## Task to carry out
Print out every entry that follows, exactly as written.
BEGIN Supplied data
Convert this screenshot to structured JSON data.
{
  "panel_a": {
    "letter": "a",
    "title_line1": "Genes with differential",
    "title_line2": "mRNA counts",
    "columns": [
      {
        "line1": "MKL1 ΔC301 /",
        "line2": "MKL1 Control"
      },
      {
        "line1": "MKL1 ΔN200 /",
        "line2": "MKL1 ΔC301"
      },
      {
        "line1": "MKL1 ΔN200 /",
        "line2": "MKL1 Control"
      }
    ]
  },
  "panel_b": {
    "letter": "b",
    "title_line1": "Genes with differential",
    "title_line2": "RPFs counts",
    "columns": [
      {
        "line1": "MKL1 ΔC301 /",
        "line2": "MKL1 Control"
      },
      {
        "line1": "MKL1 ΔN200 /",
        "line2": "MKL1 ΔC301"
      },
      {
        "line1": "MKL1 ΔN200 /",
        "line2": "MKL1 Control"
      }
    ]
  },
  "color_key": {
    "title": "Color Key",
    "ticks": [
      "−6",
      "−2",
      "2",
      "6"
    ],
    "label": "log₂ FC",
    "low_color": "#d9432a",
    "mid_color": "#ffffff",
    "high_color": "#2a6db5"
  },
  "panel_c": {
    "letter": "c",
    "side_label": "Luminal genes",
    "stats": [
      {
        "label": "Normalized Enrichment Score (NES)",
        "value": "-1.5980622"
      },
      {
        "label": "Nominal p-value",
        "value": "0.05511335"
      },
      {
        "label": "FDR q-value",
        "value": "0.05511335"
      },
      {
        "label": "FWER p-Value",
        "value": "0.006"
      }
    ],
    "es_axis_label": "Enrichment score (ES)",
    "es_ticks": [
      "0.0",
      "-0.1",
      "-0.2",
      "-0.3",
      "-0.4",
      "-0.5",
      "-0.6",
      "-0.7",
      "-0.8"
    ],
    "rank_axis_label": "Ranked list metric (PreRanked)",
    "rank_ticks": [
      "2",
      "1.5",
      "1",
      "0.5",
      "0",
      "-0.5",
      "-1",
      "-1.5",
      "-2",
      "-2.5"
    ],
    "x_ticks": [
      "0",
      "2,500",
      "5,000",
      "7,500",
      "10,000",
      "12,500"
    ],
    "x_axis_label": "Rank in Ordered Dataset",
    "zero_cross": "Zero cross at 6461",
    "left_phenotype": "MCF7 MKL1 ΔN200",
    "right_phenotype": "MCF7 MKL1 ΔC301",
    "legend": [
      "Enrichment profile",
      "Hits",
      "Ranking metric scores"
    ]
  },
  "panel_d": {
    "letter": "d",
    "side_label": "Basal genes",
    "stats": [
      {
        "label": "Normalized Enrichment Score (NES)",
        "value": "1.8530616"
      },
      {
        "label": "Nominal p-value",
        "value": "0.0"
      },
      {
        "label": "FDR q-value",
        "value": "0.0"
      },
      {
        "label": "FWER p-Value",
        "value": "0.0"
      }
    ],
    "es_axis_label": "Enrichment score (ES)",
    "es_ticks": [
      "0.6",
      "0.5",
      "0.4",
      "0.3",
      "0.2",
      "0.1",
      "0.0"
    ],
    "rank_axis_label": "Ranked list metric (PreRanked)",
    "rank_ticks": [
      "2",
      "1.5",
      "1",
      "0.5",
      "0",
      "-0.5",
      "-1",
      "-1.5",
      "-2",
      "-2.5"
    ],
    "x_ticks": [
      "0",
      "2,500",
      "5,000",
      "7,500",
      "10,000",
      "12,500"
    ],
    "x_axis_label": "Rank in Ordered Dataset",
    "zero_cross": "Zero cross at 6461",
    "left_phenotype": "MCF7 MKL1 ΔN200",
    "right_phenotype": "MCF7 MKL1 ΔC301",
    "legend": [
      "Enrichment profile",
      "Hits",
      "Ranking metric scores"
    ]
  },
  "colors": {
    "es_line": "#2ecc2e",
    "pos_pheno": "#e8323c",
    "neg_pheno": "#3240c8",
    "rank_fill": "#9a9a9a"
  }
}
END Supplied data
## Output of the exercise
Convert this screenshot to structured JSON data.
{
  "panel_a": {
    "letter": "a",
    "title_line1": "Genes with differential",
    "title_line2": "mRNA counts",
    "columns": [
      {
        "line1": "MKL1 ΔC301 /",
        "line2": "MKL1 Control"
      },
      {
        "line1": "MKL1 ΔN200 /",
        "line2": "MKL1 ΔC301"
      },
      {
        "line1": "MKL1 ΔN200 /",
        "line2": "MKL1 Control"
      }
    ]
  },
  "panel_b": {
    "letter": "b",
    "title_line1": "Genes with differential",
    "title_line2": "RPFs counts",
    "columns": [
      {
        "line1": "MKL1 ΔC301 /",
        "line2": "MKL1 Control"
      },
      {
        "line1": "MKL1 ΔN200 /",
        "line2": "MKL1 ΔC301"
      },
      {
        "line1": "MKL1 ΔN200 /",
        "line2": "MKL1 Control"
      }
    ]
  },
  "color_key": {
    "title": "Color Key",
    "ticks": [
      "−6",
      "−2",
      "2",
      "6"
    ],
    "label": "log₂ FC",
    "low_color": "#d9432a",
    "mid_color": "#ffffff",
    "high_color": "#2a6db5"
  },
  "panel_c": {
    "letter": "c",
    "side_label": "Luminal genes",
    "stats": [
      {
        "label": "Normalized Enrichment Score (NES)",
        "value": "-1.5980622"
      },
      {
        "label": "Nominal p-value",
        "value": "0.05511335"
      },
      {
        "label": "FDR q-value",
        "value": "0.05511335"
      },
      {
        "label": "FWER p-Value",
        "value": "0.006"
      }
    ],
    "es_axis_label": "Enrichment score (ES)",
    "es_ticks": [
      "0.0",
      "-0.1",
      "-0.2",
      "-0.3",
      "-0.4",
      "-0.5",
      "-0.6",
      "-0.7",
      "-0.8"
    ],
    "rank_axis_label": "Ranked list metric (PreRanked)",
    "rank_ticks": [
      "2",
      "1.5",
      "1",
      "0.5",
      "0",
      "-0.5",
      "-1",
      "-1.5",
      "-2",
      "-2.5"
    ],
    "x_ticks": [
      "0",
      "2,500",
      "5,000",
      "7,500",
      "10,000",
      "12,500"
    ],
    "x_axis_label": "Rank in Ordered Dataset",
    "zero_cross": "Zero cross at 6461",
    "left_phenotype": "MCF7 MKL1 ΔN200",
    "right_phenotype": "MCF7 MKL1 ΔC301",
    "legend": [
      "Enrichment profile",
      "Hits",
      "Ranking metric scores"
    ]
  },
  "panel_d": {
    "letter": "d",
    "side_label": "Basal genes",
    "stats": [
      {
        "label": "Normalized Enrichment Score (NES)",
        "value": "1.8530616"
      },
      {
        "label": "Nominal p-value",
        "value": "0.0"
      },
      {
        "label": "FDR q-value",
        "value": "0.0"
      },
      {
        "label": "FWER p-Value",
        "value": "0.0"
      }
    ],
    "es_axis_label": "Enrichment score (ES)",
    "es_ticks": [
      "0.6",
      "0.5",
      "0.4",
      "0.3",
      "0.2",
      "0.1",
      "0.0"
    ],
    "rank_axis_label": "Ranked list metric (PreRanked)",
    "rank_ticks": [
      "2",
      "1.5",
      "1",
      "0.5",
      "0",
      "-0.5",
      "-1",
      "-1.5",
      "-2",
      "-2.5"
    ],
    "x_ticks": [
      "0",
      "2,500",
      "5,000",
      "7,500",
      "10,000",
      "12,500"
    ],
    "x_axis_label": "Rank in Ordered Dataset",
    "zero_cross": "Zero cross at 6461",
    "left_phenotype": "MCF7 MKL1 ΔN200",
    "right_phenotype": "MCF7 MKL1 ΔC301",
    "legend": [
      "Enrichment profile",
      "Hits",
      "Ranking metric scores"
    ]
  },
  "colors": {
    "es_line": "#2ecc2e",
    "pos_pheno": "#e8323c",
    "neg_pheno": "#3240c8",
    "rank_fill": "#9a9a9a"
  }
}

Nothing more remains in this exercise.